The request ->
Determine which lines of the records include the word "JSON", and copy them.

----

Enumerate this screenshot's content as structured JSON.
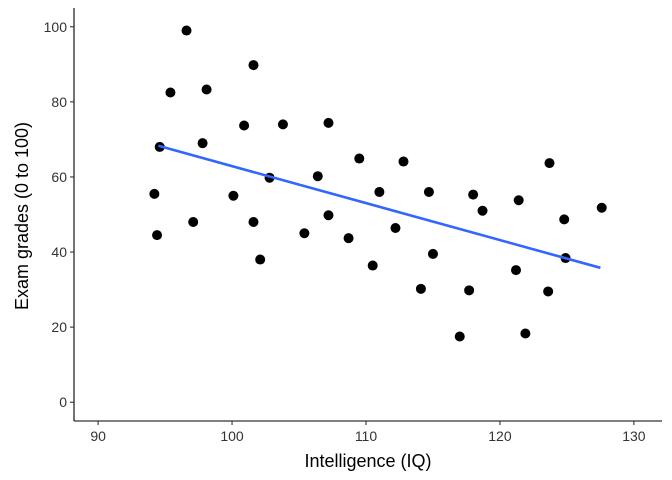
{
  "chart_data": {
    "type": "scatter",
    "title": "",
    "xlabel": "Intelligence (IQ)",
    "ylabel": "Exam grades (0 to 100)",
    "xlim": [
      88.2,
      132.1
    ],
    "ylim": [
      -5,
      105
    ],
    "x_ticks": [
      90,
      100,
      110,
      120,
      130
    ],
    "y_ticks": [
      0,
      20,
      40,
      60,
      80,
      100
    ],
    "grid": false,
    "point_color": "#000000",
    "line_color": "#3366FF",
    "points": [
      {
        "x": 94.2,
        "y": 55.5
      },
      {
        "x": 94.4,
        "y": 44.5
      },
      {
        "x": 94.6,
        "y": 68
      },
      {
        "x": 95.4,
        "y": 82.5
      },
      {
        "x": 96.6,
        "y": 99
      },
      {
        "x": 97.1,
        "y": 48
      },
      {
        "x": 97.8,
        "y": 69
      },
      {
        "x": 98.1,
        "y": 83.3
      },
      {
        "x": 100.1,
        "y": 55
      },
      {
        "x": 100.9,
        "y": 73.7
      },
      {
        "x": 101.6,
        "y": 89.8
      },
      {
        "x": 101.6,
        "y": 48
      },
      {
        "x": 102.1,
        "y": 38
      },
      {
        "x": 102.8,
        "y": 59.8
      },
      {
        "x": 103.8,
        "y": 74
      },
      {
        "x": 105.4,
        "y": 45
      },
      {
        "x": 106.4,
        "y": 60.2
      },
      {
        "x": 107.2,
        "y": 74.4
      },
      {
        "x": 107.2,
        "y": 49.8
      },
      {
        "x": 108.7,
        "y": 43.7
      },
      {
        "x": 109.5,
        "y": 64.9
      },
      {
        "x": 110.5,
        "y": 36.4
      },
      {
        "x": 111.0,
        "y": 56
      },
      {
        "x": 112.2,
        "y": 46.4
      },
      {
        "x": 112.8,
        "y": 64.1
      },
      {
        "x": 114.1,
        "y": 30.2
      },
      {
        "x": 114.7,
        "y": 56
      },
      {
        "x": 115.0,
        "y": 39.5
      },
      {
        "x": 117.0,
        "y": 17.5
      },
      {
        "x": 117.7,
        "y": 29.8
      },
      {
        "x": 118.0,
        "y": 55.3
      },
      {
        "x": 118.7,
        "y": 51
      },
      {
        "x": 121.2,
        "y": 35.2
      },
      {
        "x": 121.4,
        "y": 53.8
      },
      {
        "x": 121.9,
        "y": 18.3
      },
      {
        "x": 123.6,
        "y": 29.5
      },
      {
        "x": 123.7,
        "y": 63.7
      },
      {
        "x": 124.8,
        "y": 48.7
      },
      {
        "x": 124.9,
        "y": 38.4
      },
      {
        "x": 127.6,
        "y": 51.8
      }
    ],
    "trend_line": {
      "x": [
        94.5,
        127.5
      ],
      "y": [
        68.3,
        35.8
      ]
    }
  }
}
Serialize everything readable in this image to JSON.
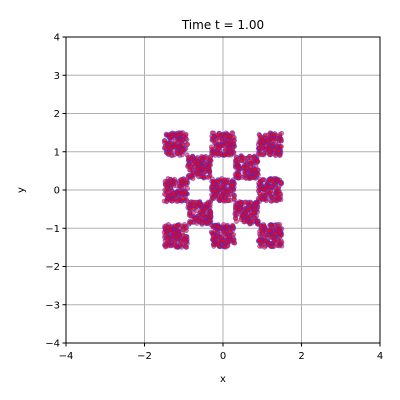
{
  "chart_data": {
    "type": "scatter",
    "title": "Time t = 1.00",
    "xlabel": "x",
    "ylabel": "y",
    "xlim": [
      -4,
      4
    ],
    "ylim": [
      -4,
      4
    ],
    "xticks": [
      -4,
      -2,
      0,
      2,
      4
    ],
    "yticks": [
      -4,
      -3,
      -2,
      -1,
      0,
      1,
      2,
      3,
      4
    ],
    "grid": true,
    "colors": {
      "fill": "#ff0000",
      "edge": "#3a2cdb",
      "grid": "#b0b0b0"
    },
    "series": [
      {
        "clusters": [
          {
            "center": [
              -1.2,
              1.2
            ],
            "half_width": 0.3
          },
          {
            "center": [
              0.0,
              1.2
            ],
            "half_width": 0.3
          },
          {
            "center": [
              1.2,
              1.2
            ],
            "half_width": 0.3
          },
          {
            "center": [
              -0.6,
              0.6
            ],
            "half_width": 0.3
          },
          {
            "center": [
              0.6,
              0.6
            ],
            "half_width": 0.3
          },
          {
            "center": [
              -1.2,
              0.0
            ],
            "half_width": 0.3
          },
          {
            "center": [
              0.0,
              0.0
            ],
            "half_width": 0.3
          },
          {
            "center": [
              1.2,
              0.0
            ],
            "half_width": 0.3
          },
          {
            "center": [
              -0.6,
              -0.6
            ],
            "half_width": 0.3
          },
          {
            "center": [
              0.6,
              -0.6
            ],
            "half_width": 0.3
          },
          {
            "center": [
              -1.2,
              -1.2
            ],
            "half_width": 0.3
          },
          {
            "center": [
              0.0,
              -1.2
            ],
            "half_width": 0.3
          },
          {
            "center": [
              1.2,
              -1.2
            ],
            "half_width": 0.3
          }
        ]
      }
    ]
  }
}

----

Output for this task ->
Enumerate this screenshot's content as structured JSON.
Serialize everything readable in this image to JSON.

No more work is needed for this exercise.